Omit every picture and output the rest of the records exactly as they are.
↓↓↓
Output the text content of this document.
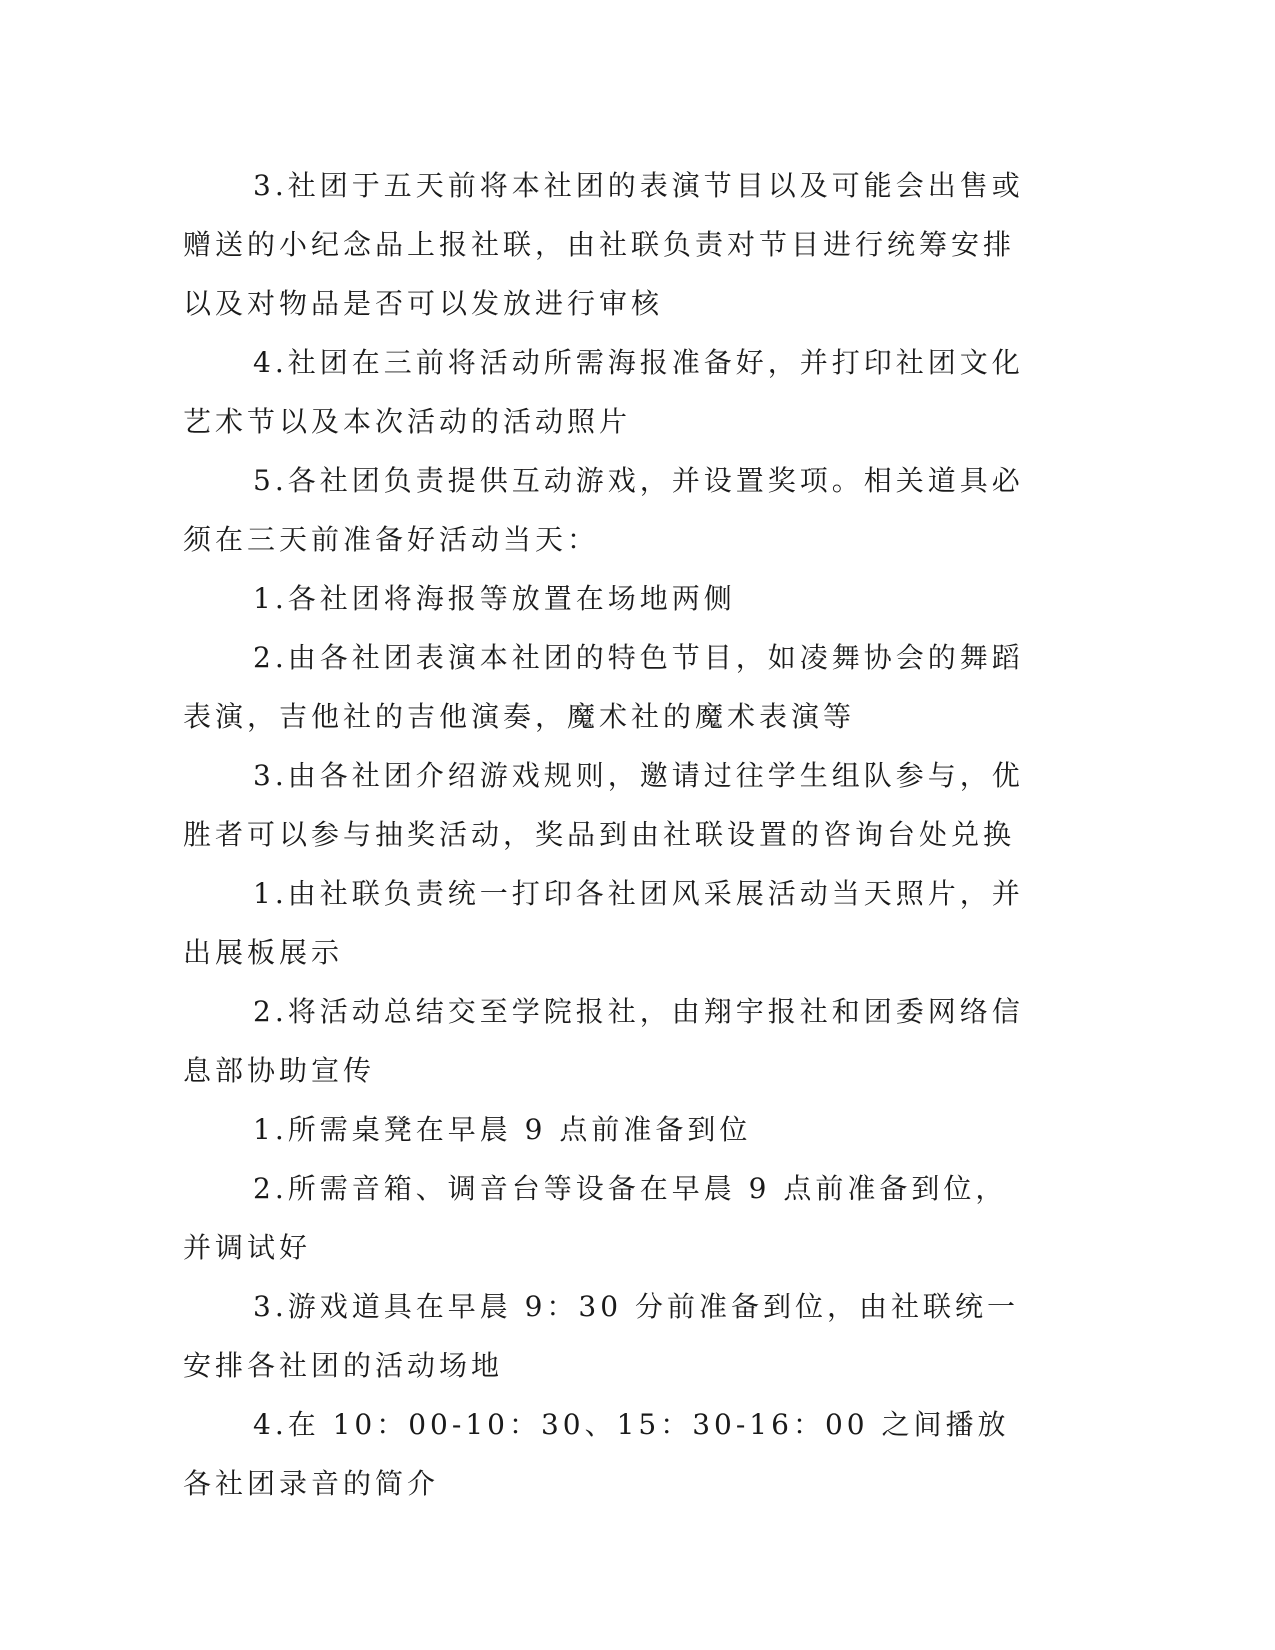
3.社团于五天前将本社团的表演节目以及可能会出售或赠送的小纪念品上报社联，由社联负责对节目进行统筹安排以及对物品是否可以发放进行审核

4.社团在三前将活动所需海报准备好，并打印社团文化艺术节以及本次活动的活动照片

5.各社团负责提供互动游戏，并设置奖项。相关道具必须在三天前准备好活动当天：

1.各社团将海报等放置在场地两侧

2.由各社团表演本社团的特色节目，如凌舞协会的舞蹈表演，吉他社的吉他演奏，魔术社的魔术表演等

3.由各社团介绍游戏规则，邀请过往学生组队参与，优胜者可以参与抽奖活动，奖品到由社联设置的咨询台处兑换

1.由社联负责统一打印各社团风采展活动当天照片，并出展板展示

2.将活动总结交至学院报社，由翔宇报社和团委网络信息部协助宣传

1.所需桌凳在早晨 9 点前准备到位

2.所需音箱、调音台等设备在早晨 9 点前准备到位，并调试好

3.游戏道具在早晨 9：30 分前准备到位，由社联统一安排各社团的活动场地

4.在 10：00-10：30、15：30-16：00 之间播放各社团录音的简介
↑↑↑
Full response
Output the text content of this document.
3.社团于五天前将本社团的表演节目以及可能会出售或赠送的小纪念品上报社联，由社联负责对节目进行统筹安排以及对物品是否可以发放进行审核

4.社团在三前将活动所需海报准备好，并打印社团文化艺术节以及本次活动的活动照片

5.各社团负责提供互动游戏，并设置奖项。相关道具必须在三天前准备好活动当天：

1.各社团将海报等放置在场地两侧

2.由各社团表演本社团的特色节目，如凌舞协会的舞蹈表演，吉他社的吉他演奏，魔术社的魔术表演等

3.由各社团介绍游戏规则，邀请过往学生组队参与，优胜者可以参与抽奖活动，奖品到由社联设置的咨询台处兑换

1.由社联负责统一打印各社团风采展活动当天照片，并出展板展示

2.将活动总结交至学院报社，由翔宇报社和团委网络信息部协助宣传

1.所需桌凳在早晨 9 点前准备到位

2.所需音箱、调音台等设备在早晨 9 点前准备到位，并调试好

3.游戏道具在早晨 9：30 分前准备到位，由社联统一安排各社团的活动场地

4.在 10：00-10：30、15：30-16：00 之间播放各社团录音的简介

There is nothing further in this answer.